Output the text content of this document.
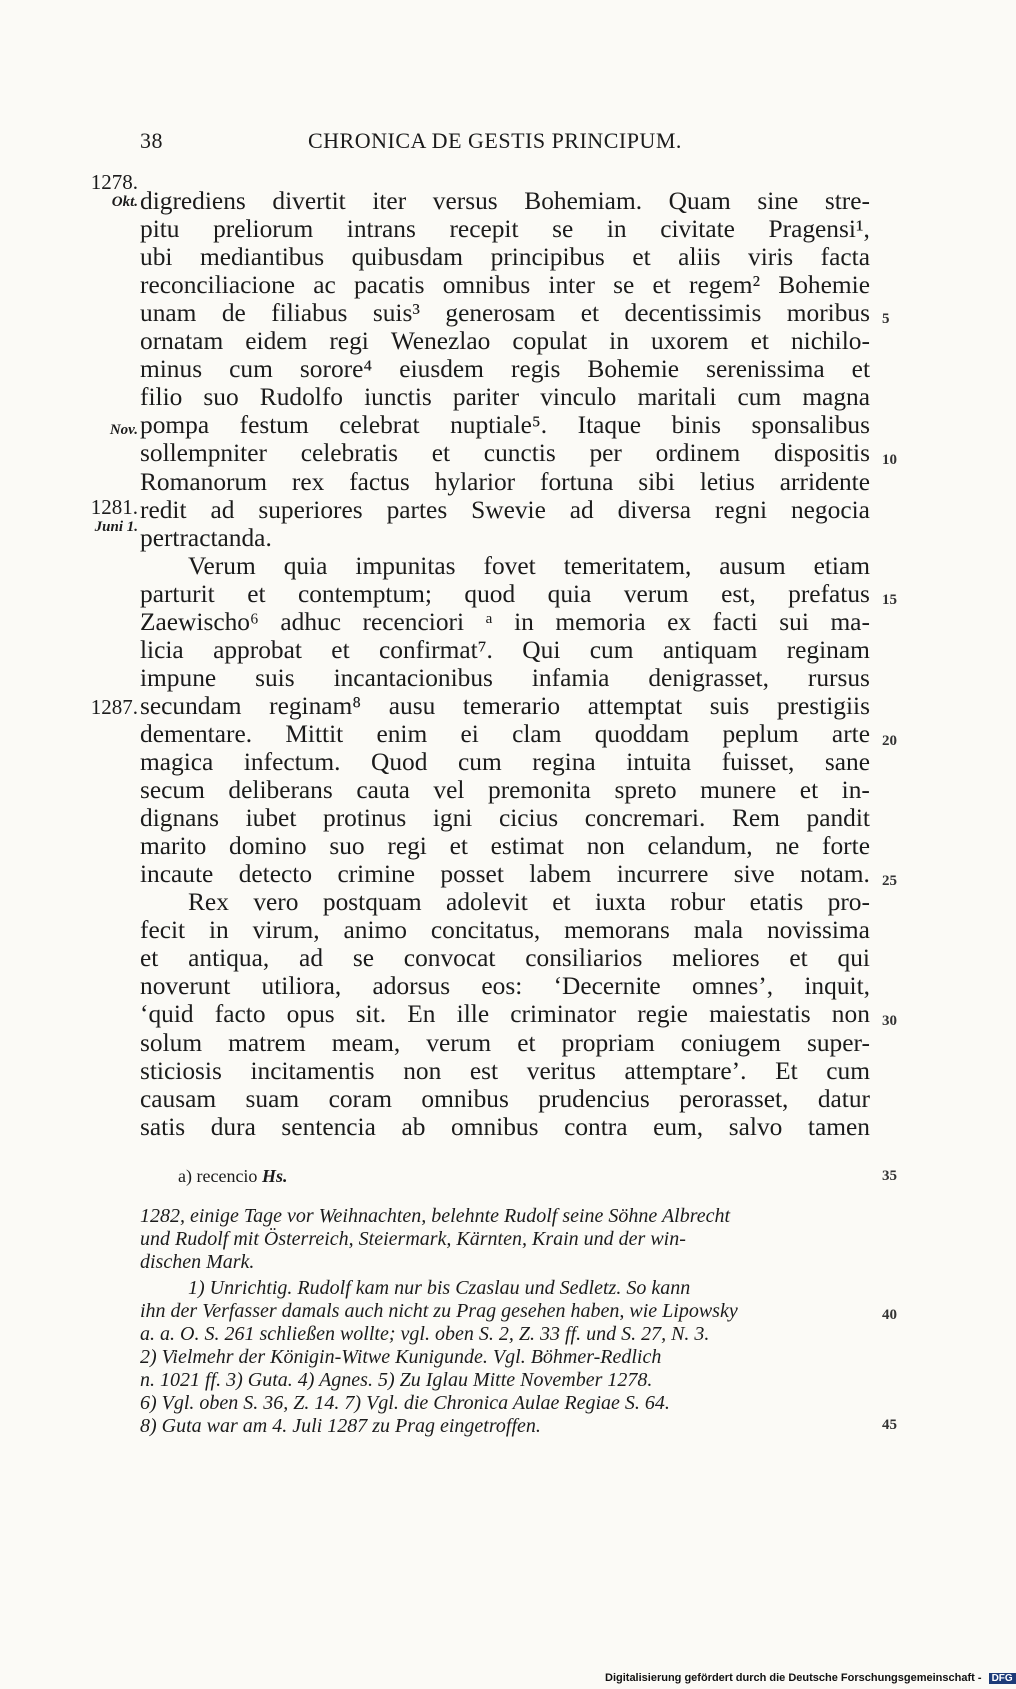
38	CHRONICA DE GESTIS PRINCIPUM.
1278.
Okt.
Nov.
1281.
Juni 1.
1287.
5
10
15
20
25
30
35
40
45
digrediens divertit iter versus Bohemiam. Quam sine stre-
pitu preliorum intrans recepit se in civitate Pragensi¹,
ubi mediantibus quibusdam principibus et aliis viris facta
reconciliacione ac pacatis omnibus inter se et regem² Bohemie
unam de filiabus suis³ generosam et decentissimis moribus
ornatam eidem regi Wenezlao copulat in uxorem et nichilo-
minus cum sorore⁴ eiusdem regis Bohemie serenissima et
filio suo Rudolfo iunctis pariter vinculo maritali cum magna
pompa festum celebrat nuptiale⁵. Itaque binis sponsalibus
sollempniter celebratis et cunctis per ordinem dispositis
Romanorum rex factus hylarior fortuna sibi letius arridente
redit ad superiores partes Swevie ad diversa regni negocia
pertractanda.
Verum quia impunitas fovet temeritatem, ausum etiam
parturit et contemptum; quod quia verum est, prefatus
Zaewischo⁶ adhuc recenciori ᵃ in memoria ex facti sui ma-
licia approbat et confirmat⁷. Qui cum antiquam reginam
impune suis incantacionibus infamia denigrasset, rursus
secundam reginam⁸ ausu temerario attemptat suis prestigiis
dementare. Mittit enim ei clam quoddam peplum arte
magica infectum. Quod cum regina intuita fuisset, sane
secum deliberans cauta vel premonita spreto munere et in-
dignans iubet protinus igni cicius concremari. Rem pandit
marito domino suo regi et estimat non celandum, ne forte
incaute detecto crimine posset labem incurrere sive notam.
Rex vero postquam adolevit et iuxta robur etatis pro-
fecit in virum, animo concitatus, memorans mala novissima
et antiqua, ad se convocat consiliarios meliores et qui
noverunt utiliora, adorsus eos: ‘Decernite omnes’, inquit,
‘quid facto opus sit. En ille criminator regie maiestatis non
solum matrem meam, verum et propriam coniugem super-
sticiosis incitamentis non est veritus attemptare’. Et cum
causam suam coram omnibus prudencius perorasset, datur
satis dura sentencia ab omnibus contra eum, salvo tamen
a) recencio Hs.
1282, einige Tage vor Weihnachten, belehnte Rudolf seine Söhne Albrecht
und Rudolf mit Österreich, Steiermark, Kärnten, Krain und der win-
dischen Mark.
1) Unrichtig. Rudolf kam nur bis Czaslau und Sedletz. So kann
ihn der Verfasser damals auch nicht zu Prag gesehen haben, wie Lipowsky
a. a. O. S. 261 schließen wollte; vgl. oben S. 2, Z. 33 ff. und S. 27, N. 3.
2) Vielmehr der Königin-Witwe Kunigunde. Vgl. Böhmer-Redlich
n. 1021 ff. 3) Guta. 4) Agnes. 5) Zu Iglau Mitte November 1278.
6) Vgl. oben S. 36, Z. 14. 7) Vgl. die Chronica Aulae Regiae S. 64.
8) Guta war am 4. Juli 1287 zu Prag eingetroffen.
Digitalisierung gefördert durch die Deutsche Forschungsgemeinschaft - DFG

◆ INSTRUCTIONS FOR THE TASK:
Select every line of the material above holding the word "oben" and copy it.

◆ RESPONSE TO THE EXERCISE:
a. a. O. S. 261 schließen wollte; vgl. oben S. 2, Z. 33 ff. und S. 27, N. 3.
6) Vgl. oben S. 36, Z. 14. 7) Vgl. die Chronica Aulae Regiae S. 64.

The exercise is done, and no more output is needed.